Extracted data:
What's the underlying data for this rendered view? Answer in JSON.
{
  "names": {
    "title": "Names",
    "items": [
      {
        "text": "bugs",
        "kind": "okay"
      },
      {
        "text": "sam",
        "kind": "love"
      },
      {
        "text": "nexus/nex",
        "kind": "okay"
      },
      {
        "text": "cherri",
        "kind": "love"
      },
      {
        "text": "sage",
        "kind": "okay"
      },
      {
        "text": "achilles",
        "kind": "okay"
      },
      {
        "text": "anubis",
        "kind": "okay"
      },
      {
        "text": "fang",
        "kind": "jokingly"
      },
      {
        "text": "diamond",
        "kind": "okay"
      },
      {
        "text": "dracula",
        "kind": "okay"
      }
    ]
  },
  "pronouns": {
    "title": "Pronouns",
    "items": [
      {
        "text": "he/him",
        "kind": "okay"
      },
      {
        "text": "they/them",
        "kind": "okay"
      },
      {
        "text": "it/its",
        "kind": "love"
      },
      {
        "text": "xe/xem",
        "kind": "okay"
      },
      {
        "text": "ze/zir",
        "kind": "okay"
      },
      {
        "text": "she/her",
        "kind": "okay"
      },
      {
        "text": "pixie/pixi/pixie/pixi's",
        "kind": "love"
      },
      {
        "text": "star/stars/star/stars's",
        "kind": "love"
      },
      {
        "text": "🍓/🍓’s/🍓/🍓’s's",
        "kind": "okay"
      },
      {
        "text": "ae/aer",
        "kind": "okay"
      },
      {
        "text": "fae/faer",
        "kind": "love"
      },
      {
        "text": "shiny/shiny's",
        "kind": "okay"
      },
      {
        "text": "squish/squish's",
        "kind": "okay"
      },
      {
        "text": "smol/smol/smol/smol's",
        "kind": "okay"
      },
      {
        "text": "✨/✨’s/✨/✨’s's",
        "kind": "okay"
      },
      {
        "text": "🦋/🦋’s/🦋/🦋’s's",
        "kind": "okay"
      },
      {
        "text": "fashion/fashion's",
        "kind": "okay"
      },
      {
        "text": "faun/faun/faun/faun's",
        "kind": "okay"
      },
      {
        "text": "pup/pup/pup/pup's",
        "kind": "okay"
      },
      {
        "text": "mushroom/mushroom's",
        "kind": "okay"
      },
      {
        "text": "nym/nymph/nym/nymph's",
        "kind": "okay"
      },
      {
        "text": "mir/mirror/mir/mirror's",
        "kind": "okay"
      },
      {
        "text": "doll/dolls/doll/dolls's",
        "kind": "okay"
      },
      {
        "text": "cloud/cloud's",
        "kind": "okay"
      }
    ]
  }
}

Directive:
Copy the material above, line for line.

Output of the task:
What's the underlying data for this rendered view? Answer in JSON.
{
  "names": {
    "title": "Names",
    "items": [
      {
        "text": "bugs",
        "kind": "okay"
      },
      {
        "text": "sam",
        "kind": "love"
      },
      {
        "text": "nexus/nex",
        "kind": "okay"
      },
      {
        "text": "cherri",
        "kind": "love"
      },
      {
        "text": "sage",
        "kind": "okay"
      },
      {
        "text": "achilles",
        "kind": "okay"
      },
      {
        "text": "anubis",
        "kind": "okay"
      },
      {
        "text": "fang",
        "kind": "jokingly"
      },
      {
        "text": "diamond",
        "kind": "okay"
      },
      {
        "text": "dracula",
        "kind": "okay"
      }
    ]
  },
  "pronouns": {
    "title": "Pronouns",
    "items": [
      {
        "text": "he/him",
        "kind": "okay"
      },
      {
        "text": "they/them",
        "kind": "okay"
      },
      {
        "text": "it/its",
        "kind": "love"
      },
      {
        "text": "xe/xem",
        "kind": "okay"
      },
      {
        "text": "ze/zir",
        "kind": "okay"
      },
      {
        "text": "she/her",
        "kind": "okay"
      },
      {
        "text": "pixie/pixi/pixie/pixi's",
        "kind": "love"
      },
      {
        "text": "star/stars/star/stars's",
        "kind": "love"
      },
      {
        "text": "🍓/🍓’s/🍓/🍓’s's",
        "kind": "okay"
      },
      {
        "text": "ae/aer",
        "kind": "okay"
      },
      {
        "text": "fae/faer",
        "kind": "love"
      },
      {
        "text": "shiny/shiny's",
        "kind": "okay"
      },
      {
        "text": "squish/squish's",
        "kind": "okay"
      },
      {
        "text": "smol/smol/smol/smol's",
        "kind": "okay"
      },
      {
        "text": "✨/✨’s/✨/✨’s's",
        "kind": "okay"
      },
      {
        "text": "🦋/🦋’s/🦋/🦋’s's",
        "kind": "okay"
      },
      {
        "text": "fashion/fashion's",
        "kind": "okay"
      },
      {
        "text": "faun/faun/faun/faun's",
        "kind": "okay"
      },
      {
        "text": "pup/pup/pup/pup's",
        "kind": "okay"
      },
      {
        "text": "mushroom/mushroom's",
        "kind": "okay"
      },
      {
        "text": "nym/nymph/nym/nymph's",
        "kind": "okay"
      },
      {
        "text": "mir/mirror/mir/mirror's",
        "kind": "okay"
      },
      {
        "text": "doll/dolls/doll/dolls's",
        "kind": "okay"
      },
      {
        "text": "cloud/cloud's",
        "kind": "okay"
      }
    ]
  }
}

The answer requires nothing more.